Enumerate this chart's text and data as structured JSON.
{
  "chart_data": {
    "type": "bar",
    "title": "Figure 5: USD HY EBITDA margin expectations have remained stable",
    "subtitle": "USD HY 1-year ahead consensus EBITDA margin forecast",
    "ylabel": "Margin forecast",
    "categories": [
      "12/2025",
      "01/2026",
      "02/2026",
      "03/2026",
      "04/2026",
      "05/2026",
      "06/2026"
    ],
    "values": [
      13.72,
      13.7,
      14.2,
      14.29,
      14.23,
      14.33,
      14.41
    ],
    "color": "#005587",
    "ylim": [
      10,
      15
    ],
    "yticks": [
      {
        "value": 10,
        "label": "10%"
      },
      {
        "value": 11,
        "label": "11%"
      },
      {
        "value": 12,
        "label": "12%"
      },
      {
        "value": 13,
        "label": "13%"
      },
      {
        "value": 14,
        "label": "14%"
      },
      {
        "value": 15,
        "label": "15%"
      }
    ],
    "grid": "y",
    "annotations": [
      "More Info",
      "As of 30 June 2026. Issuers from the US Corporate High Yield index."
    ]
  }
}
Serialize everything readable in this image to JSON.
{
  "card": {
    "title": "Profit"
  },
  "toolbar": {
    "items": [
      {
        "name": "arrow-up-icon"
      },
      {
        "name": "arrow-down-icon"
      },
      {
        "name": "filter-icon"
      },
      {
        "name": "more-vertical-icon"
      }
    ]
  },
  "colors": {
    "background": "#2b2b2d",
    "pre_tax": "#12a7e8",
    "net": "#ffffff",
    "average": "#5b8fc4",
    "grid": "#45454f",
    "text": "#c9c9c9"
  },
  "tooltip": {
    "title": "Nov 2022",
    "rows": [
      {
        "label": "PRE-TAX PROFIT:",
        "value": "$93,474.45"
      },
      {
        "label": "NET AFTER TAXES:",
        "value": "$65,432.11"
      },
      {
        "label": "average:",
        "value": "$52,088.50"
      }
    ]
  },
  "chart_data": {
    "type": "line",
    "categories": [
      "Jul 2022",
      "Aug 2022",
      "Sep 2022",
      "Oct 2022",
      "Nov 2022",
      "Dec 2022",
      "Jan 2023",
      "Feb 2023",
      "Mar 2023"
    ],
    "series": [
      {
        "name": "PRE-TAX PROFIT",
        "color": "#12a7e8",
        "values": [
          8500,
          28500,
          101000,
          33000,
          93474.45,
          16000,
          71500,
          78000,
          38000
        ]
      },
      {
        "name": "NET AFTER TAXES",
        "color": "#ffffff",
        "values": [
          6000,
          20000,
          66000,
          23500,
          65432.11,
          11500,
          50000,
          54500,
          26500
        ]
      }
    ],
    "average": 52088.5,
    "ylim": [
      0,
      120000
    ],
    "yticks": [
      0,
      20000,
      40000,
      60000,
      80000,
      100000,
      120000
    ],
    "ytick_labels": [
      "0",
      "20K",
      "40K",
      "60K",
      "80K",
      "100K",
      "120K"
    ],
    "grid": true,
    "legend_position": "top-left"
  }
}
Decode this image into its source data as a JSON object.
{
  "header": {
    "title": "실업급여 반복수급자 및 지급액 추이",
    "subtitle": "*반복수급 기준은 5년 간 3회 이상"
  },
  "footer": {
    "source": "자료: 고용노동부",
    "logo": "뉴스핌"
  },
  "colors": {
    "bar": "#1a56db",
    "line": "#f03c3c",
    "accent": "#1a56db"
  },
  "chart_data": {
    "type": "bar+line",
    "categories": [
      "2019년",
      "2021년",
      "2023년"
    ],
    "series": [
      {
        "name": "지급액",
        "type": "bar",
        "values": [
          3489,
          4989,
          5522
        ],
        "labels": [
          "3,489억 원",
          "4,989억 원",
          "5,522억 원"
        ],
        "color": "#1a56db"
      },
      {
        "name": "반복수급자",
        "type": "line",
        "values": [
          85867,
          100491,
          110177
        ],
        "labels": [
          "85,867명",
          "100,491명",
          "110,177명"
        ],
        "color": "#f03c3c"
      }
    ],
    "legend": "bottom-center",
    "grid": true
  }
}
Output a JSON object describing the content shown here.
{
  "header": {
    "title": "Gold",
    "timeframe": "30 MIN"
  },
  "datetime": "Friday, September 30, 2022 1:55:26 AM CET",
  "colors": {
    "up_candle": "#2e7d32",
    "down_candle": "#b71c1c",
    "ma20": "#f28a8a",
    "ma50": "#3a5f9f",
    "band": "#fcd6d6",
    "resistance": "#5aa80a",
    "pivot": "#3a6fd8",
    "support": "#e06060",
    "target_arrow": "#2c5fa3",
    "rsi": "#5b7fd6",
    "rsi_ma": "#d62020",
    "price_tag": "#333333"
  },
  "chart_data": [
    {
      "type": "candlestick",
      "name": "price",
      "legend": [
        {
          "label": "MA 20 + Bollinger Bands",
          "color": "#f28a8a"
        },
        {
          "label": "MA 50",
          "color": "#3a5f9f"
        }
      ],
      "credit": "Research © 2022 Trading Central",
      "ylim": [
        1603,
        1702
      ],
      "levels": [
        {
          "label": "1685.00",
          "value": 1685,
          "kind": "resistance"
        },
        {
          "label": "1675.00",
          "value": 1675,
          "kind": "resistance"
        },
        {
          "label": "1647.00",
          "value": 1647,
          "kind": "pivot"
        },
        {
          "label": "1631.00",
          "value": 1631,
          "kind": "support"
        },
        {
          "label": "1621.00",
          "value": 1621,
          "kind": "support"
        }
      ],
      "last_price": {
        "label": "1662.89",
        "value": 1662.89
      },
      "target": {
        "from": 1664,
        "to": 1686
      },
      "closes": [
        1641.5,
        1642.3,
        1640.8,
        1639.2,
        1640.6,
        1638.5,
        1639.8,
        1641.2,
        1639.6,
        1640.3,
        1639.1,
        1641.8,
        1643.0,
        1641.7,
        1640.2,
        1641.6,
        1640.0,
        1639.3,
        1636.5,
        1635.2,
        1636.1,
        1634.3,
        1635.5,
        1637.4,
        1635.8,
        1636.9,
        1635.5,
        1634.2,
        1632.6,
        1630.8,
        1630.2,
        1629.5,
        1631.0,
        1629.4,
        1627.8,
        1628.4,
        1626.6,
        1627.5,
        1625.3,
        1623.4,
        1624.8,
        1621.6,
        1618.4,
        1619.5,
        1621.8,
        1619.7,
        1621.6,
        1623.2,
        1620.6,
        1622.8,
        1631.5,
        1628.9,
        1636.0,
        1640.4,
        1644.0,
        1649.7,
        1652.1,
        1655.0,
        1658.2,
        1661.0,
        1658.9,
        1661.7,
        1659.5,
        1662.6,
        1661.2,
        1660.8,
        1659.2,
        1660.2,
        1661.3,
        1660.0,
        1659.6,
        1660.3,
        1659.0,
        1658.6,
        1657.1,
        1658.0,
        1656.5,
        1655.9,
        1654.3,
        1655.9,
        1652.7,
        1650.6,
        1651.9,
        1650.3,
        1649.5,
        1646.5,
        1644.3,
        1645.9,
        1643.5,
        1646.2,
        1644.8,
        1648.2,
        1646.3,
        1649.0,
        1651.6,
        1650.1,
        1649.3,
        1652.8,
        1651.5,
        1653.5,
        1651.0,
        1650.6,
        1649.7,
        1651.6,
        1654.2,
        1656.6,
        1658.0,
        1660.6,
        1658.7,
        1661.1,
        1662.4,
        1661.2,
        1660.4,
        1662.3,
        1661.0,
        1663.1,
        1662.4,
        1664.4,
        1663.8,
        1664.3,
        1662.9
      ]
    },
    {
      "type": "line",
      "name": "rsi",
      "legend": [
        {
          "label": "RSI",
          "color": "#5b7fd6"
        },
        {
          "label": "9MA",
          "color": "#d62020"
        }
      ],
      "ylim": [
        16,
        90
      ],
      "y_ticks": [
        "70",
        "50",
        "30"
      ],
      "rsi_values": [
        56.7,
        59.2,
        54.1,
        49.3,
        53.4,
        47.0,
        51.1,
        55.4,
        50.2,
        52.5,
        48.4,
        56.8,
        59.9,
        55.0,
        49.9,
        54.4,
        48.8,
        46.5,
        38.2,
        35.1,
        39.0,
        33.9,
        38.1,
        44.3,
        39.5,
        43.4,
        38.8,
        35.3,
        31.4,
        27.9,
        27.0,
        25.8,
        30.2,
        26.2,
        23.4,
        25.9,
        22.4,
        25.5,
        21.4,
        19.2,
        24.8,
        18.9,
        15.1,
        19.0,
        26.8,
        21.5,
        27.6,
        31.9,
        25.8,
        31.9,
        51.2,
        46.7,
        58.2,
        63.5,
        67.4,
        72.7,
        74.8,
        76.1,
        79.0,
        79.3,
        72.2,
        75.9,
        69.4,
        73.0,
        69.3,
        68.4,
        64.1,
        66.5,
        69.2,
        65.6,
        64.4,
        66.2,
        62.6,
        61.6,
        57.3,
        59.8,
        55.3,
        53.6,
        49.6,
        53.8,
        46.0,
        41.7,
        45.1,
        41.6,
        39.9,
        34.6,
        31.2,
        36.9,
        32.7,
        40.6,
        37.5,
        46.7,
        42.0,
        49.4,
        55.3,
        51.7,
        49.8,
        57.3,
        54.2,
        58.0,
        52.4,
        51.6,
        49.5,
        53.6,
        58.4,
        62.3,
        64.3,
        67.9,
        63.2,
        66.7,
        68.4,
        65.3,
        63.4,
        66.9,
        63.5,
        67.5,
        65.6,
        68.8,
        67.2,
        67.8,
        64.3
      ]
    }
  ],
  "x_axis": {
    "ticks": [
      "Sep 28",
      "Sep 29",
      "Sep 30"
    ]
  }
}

+++

Tally the lines of the records holding the word "JSON", then state only the tally.

4